Without the images, write out the whole listing exactly.

* START Exercise materials *

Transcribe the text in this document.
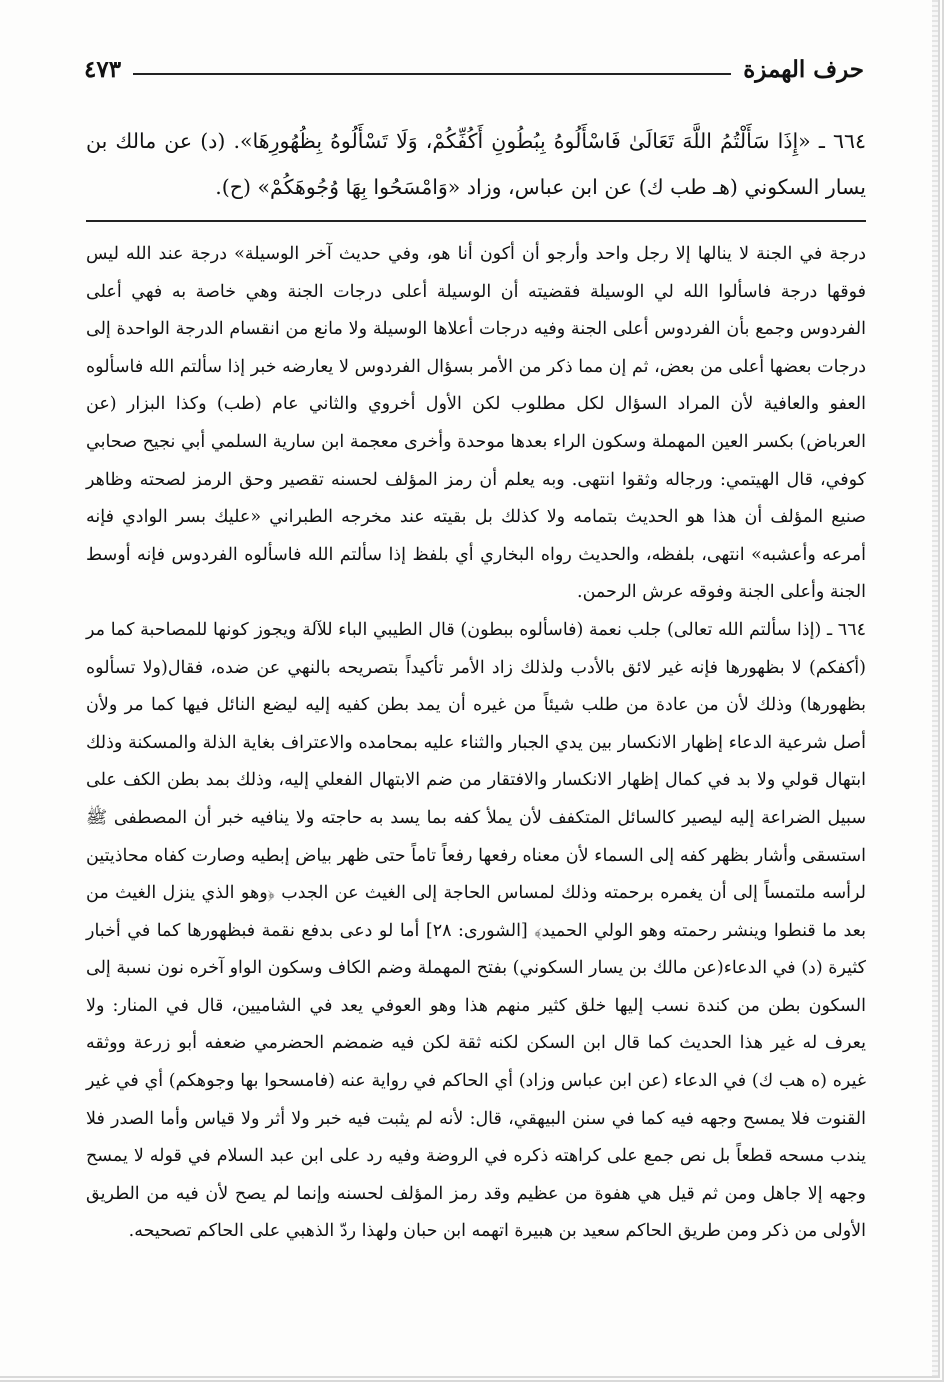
حرف الهمزة
٤٧٣
٦٦٤ ـ «إِذَا سَأَلْتُمُ اللَّهَ تَعَالَىٰ فَاسْأَلُوهُ بِبُطُونِ أَكُفِّكُمْ، وَلَا تَسْأَلُوهُ بِظُهُورِهَا». (د) عن مالك بن يسار السكوني (هـ طب ك) عن ابن عباس، وزاد «وَامْسَحُوا بِهَا وُجُوهَكُمْ» (ح).

درجة في الجنة لا ينالها إلا رجل واحد وأرجو أن أكون أنا هو، وفي حديث آخر الوسيلة» درجة عند الله ليس فوقها درجة فاسألوا الله لي الوسيلة فقضيته أن الوسيلة أعلى درجات الجنة وهي خاصة به فهي أعلى الفردوس وجمع بأن الفردوس أعلى الجنة وفيه درجات أعلاها الوسيلة ولا مانع من انقسام الدرجة الواحدة إلى درجات بعضها أعلى من بعض، ثم إن مما ذكر من الأمر بسؤال الفردوس لا يعارضه خبر إذا سألتم الله فاسألوه العفو والعافية لأن المراد السؤال لكل مطلوب لكن الأول أخروي والثاني عام (طب) وكذا البزار (عن العرباض) بكسر العين المهملة وسكون الراء بعدها موحدة وأخرى معجمة ابن سارية السلمي أبي نجيح صحابي كوفي، قال الهيتمي: ورجاله وثقوا انتهى. وبه يعلم أن رمز المؤلف لحسنه تقصير وحق الرمز لصحته وظاهر صنيع المؤلف أن هذا هو الحديث بتمامه ولا كذلك بل بقيته عند مخرجه الطبراني «عليك بسر الوادي فإنه أمرعه وأعشبه» انتهى، بلفظه، والحديث رواه البخاري أي بلفظ إذا سألتم الله فاسألوه الفردوس فإنه أوسط الجنة وأعلى الجنة وفوقه عرش الرحمن.

٦٦٤ ـ (إذا سألتم الله تعالى) جلب نعمة (فاسألوه ببطون) قال الطيبي الباء للآلة ويجوز كونها للمصاحبة كما مر (أكفكم) لا بظهورها فإنه غير لائق بالأدب ولذلك زاد الأمر تأكيداً بتصريحه بالنهي عن ضده، فقال(ولا تسألوه بظهورها) وذلك لأن من عادة من طلب شيئاً من غيره أن يمد بطن كفيه إليه ليضع النائل فيها كما مر ولأن أصل شرعية الدعاء إظهار الانكسار بين يدي الجبار والثناء عليه بمحامده والاعتراف بغاية الذلة والمسكنة وذلك ابتهال قولي ولا بد في كمال إظهار الانكسار والافتقار من ضم الابتهال الفعلي إليه، وذلك بمد بطن الكف على سبيل الضراعة إليه ليصير كالسائل المتكفف لأن يملأ كفه بما يسد به حاجته ولا ينافيه خبر أن المصطفى ﷺ استسقى وأشار بظهر كفه إلى السماء لأن معناه رفعها رفعاً تاماً حتى ظهر بياض إبطيه وصارت كفاه محاذيتين لرأسه ملتمساً إلى أن يغمره برحمته وذلك لمساس الحاجة إلى الغيث عن الجدب ﴿وهو الذي ينزل الغيث من بعد ما قنطوا وينشر رحمته وهو الولي الحميد﴾ [الشورى: ٢٨] أما لو دعى بدفع نقمة فبظهورها كما في أخبار كثيرة (د) في الدعاء(عن مالك بن يسار السكوني) بفتح المهملة وضم الكاف وسكون الواو آخره نون نسبة إلى السكون بطن من كندة نسب إليها خلق كثير منهم هذا وهو العوفي يعد في الشاميين، قال في المنار: ولا يعرف له غير هذا الحديث كما قال ابن السكن لكنه ثقة لكن فيه ضمضم الحضرمي ضعفه أبو زرعة ووثقه غيره (ه هب ك) في الدعاء (عن ابن عباس وزاد) أي الحاكم في رواية عنه (فامسحوا بها وجوهكم) أي في غير القنوت فلا يمسح وجهه فيه كما في سنن البيهقي، قال: لأنه لم يثبت فيه خبر ولا أثر ولا قياس وأما الصدر فلا يندب مسحه قطعاً بل نص جمع على كراهته ذكره في الروضة وفيه رد على ابن عبد السلام في قوله لا يمسح وجهه إلا جاهل ومن ثم قيل هي هفوة من عظيم وقد رمز المؤلف لحسنه وإنما لم يصح لأن فيه من الطريق الأولى من ذكر ومن طريق الحاكم سعيد بن هبيرة اتهمه ابن حبان ولهذا ردّ الذهبي على الحاكم تصحيحه.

* END Exercise materials *

◆ Result of the task:
Transcribe the text in this document.
حرف الهمزة
٤٧٣
٦٦٤ ـ «إِذَا سَأَلْتُمُ اللَّهَ تَعَالَىٰ فَاسْأَلُوهُ بِبُطُونِ أَكُفِّكُمْ، وَلَا تَسْأَلُوهُ بِظُهُورِهَا». (د) عن مالك بن يسار السكوني (هـ طب ك) عن ابن عباس، وزاد «وَامْسَحُوا بِهَا وُجُوهَكُمْ» (ح).

درجة في الجنة لا ينالها إلا رجل واحد وأرجو أن أكون أنا هو، وفي حديث آخر الوسيلة» درجة عند الله ليس فوقها درجة فاسألوا الله لي الوسيلة فقضيته أن الوسيلة أعلى درجات الجنة وهي خاصة به فهي أعلى الفردوس وجمع بأن الفردوس أعلى الجنة وفيه درجات أعلاها الوسيلة ولا مانع من انقسام الدرجة الواحدة إلى درجات بعضها أعلى من بعض، ثم إن مما ذكر من الأمر بسؤال الفردوس لا يعارضه خبر إذا سألتم الله فاسألوه العفو والعافية لأن المراد السؤال لكل مطلوب لكن الأول أخروي والثاني عام (طب) وكذا البزار (عن العرباض) بكسر العين المهملة وسكون الراء بعدها موحدة وأخرى معجمة ابن سارية السلمي أبي نجيح صحابي كوفي، قال الهيتمي: ورجاله وثقوا انتهى. وبه يعلم أن رمز المؤلف لحسنه تقصير وحق الرمز لصحته وظاهر صنيع المؤلف أن هذا هو الحديث بتمامه ولا كذلك بل بقيته عند مخرجه الطبراني «عليك بسر الوادي فإنه أمرعه وأعشبه» انتهى، بلفظه، والحديث رواه البخاري أي بلفظ إذا سألتم الله فاسألوه الفردوس فإنه أوسط الجنة وأعلى الجنة وفوقه عرش الرحمن.

٦٦٤ ـ (إذا سألتم الله تعالى) جلب نعمة (فاسألوه ببطون) قال الطيبي الباء للآلة ويجوز كونها للمصاحبة كما مر (أكفكم) لا بظهورها فإنه غير لائق بالأدب ولذلك زاد الأمر تأكيداً بتصريحه بالنهي عن ضده، فقال(ولا تسألوه بظهورها) وذلك لأن من عادة من طلب شيئاً من غيره أن يمد بطن كفيه إليه ليضع النائل فيها كما مر ولأن أصل شرعية الدعاء إظهار الانكسار بين يدي الجبار والثناء عليه بمحامده والاعتراف بغاية الذلة والمسكنة وذلك ابتهال قولي ولا بد في كمال إظهار الانكسار والافتقار من ضم الابتهال الفعلي إليه، وذلك بمد بطن الكف على سبيل الضراعة إليه ليصير كالسائل المتكفف لأن يملأ كفه بما يسد به حاجته ولا ينافيه خبر أن المصطفى ﷺ استسقى وأشار بظهر كفه إلى السماء لأن معناه رفعها رفعاً تاماً حتى ظهر بياض إبطيه وصارت كفاه محاذيتين لرأسه ملتمساً إلى أن يغمره برحمته وذلك لمساس الحاجة إلى الغيث عن الجدب ﴿وهو الذي ينزل الغيث من بعد ما قنطوا وينشر رحمته وهو الولي الحميد﴾ [الشورى: ٢٨] أما لو دعى بدفع نقمة فبظهورها كما في أخبار كثيرة (د) في الدعاء(عن مالك بن يسار السكوني) بفتح المهملة وضم الكاف وسكون الواو آخره نون نسبة إلى السكون بطن من كندة نسب إليها خلق كثير منهم هذا وهو العوفي يعد في الشاميين، قال في المنار: ولا يعرف له غير هذا الحديث كما قال ابن السكن لكنه ثقة لكن فيه ضمضم الحضرمي ضعفه أبو زرعة ووثقه غيره (ه هب ك) في الدعاء (عن ابن عباس وزاد) أي الحاكم في رواية عنه (فامسحوا بها وجوهكم) أي في غير القنوت فلا يمسح وجهه فيه كما في سنن البيهقي، قال: لأنه لم يثبت فيه خبر ولا أثر ولا قياس وأما الصدر فلا يندب مسحه قطعاً بل نص جمع على كراهته ذكره في الروضة وفيه رد على ابن عبد السلام في قوله لا يمسح وجهه إلا جاهل ومن ثم قيل هي هفوة من عظيم وقد رمز المؤلف لحسنه وإنما لم يصح لأن فيه من الطريق الأولى من ذكر ومن طريق الحاكم سعيد بن هبيرة اتهمه ابن حبان ولهذا ردّ الذهبي على الحاكم تصحيحه.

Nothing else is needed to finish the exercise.